### Your objective
Gather all lines from the material that contain "name".

### Input rows
########################################
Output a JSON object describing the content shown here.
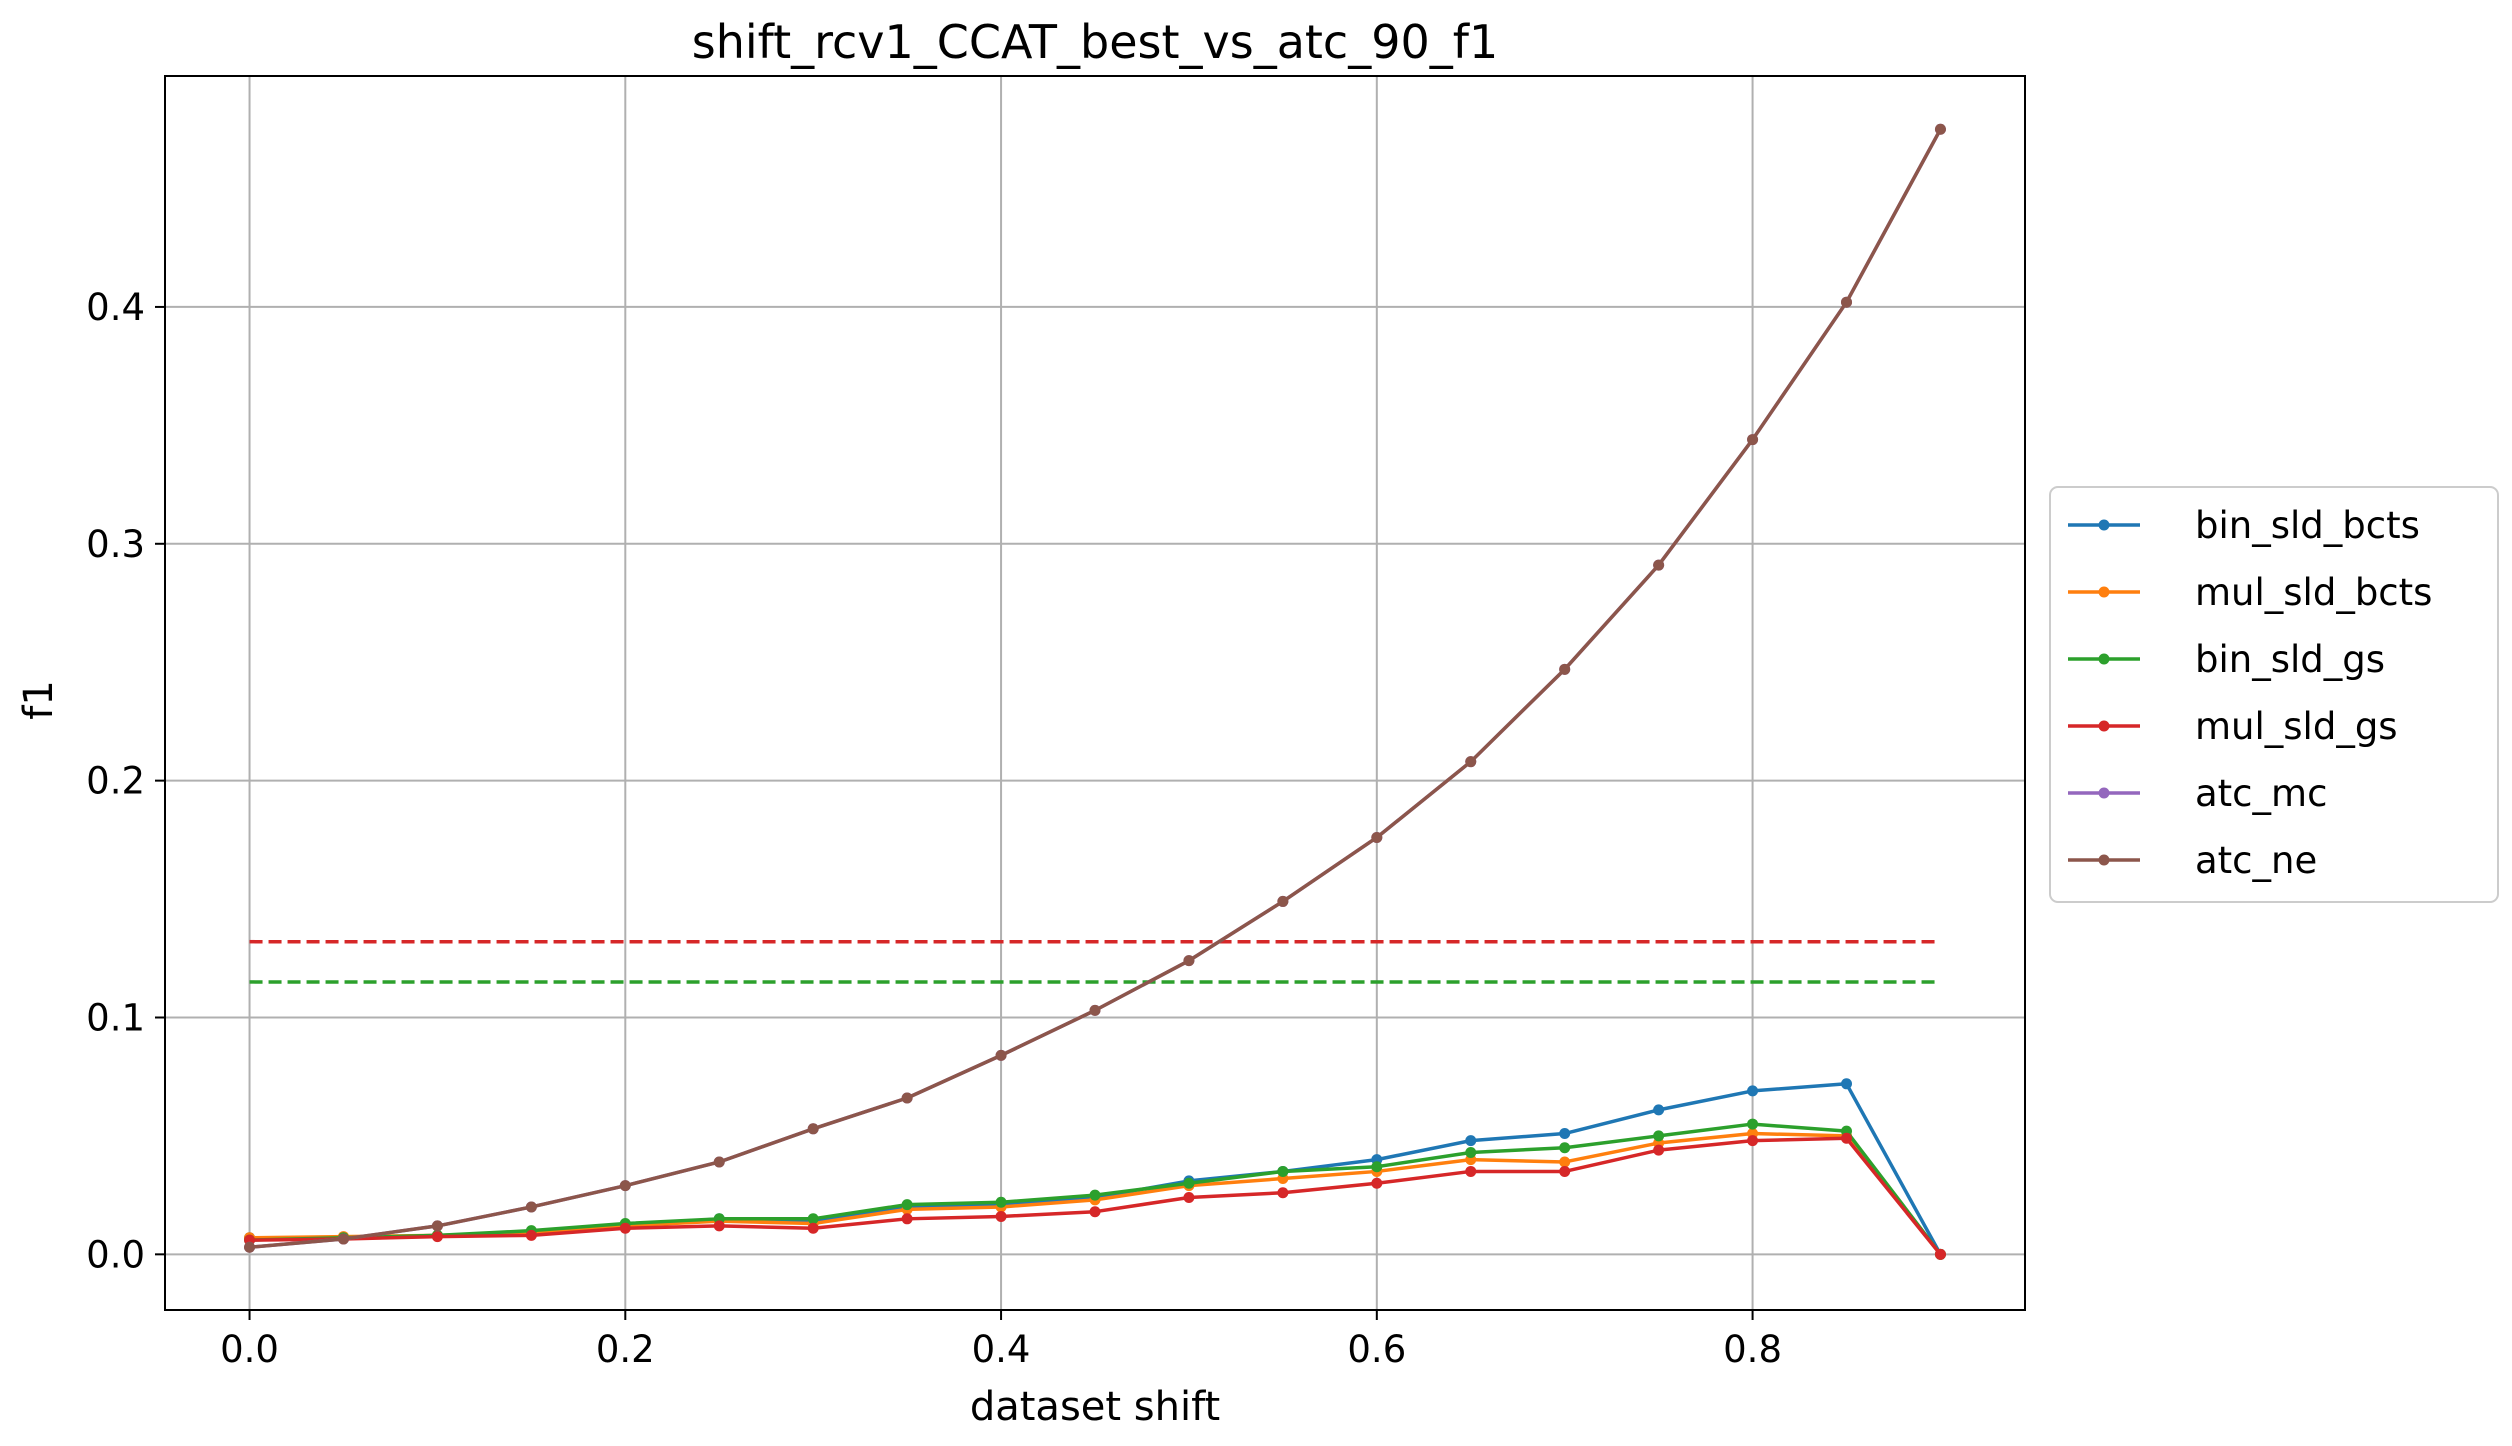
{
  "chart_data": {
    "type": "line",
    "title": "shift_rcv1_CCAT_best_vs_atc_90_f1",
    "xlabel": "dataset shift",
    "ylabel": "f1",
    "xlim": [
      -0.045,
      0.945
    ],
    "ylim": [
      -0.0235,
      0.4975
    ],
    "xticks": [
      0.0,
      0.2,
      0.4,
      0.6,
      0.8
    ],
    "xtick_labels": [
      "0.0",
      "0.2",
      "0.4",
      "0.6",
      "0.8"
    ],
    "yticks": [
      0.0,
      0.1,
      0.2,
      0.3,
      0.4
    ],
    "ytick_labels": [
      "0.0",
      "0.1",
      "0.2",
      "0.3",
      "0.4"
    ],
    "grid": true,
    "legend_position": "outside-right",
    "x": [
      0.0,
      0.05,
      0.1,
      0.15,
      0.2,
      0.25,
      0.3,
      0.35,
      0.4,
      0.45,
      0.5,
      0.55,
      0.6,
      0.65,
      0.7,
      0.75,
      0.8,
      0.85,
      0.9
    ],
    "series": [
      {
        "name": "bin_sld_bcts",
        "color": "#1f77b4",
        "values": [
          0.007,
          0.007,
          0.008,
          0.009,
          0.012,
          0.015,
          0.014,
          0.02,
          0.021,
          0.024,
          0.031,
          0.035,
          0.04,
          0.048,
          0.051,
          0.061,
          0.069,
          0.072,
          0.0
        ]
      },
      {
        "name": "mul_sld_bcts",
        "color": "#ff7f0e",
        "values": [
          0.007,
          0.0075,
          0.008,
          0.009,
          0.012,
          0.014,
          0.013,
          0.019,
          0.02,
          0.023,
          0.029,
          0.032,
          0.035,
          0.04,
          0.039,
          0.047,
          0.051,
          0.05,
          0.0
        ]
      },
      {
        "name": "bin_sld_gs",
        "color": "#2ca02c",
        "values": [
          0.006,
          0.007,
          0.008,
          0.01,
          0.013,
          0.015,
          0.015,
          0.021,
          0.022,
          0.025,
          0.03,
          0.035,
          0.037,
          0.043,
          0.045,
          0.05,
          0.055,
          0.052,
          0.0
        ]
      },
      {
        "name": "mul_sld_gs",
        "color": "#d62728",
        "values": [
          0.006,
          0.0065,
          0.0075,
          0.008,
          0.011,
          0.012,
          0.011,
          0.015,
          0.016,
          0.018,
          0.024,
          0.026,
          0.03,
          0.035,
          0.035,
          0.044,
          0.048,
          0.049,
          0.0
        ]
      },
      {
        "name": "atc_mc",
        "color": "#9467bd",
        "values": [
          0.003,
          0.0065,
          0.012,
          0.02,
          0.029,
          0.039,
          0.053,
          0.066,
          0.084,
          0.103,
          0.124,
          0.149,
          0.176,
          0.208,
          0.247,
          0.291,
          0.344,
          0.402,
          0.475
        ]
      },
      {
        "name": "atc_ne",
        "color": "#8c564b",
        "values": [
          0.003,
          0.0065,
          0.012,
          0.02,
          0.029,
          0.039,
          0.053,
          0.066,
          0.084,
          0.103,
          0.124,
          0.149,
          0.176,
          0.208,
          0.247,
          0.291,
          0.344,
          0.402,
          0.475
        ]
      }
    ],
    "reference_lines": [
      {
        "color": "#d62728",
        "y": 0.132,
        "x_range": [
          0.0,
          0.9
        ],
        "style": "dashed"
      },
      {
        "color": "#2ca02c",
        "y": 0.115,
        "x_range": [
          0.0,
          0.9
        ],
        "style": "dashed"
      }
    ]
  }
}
########################################
### Solution to this exercise
        "name": "bin_sld_bcts",
        "name": "mul_sld_bcts",
        "name": "bin_sld_gs",
        "name": "mul_sld_gs",
        "name": "atc_mc",
        "name": "atc_ne",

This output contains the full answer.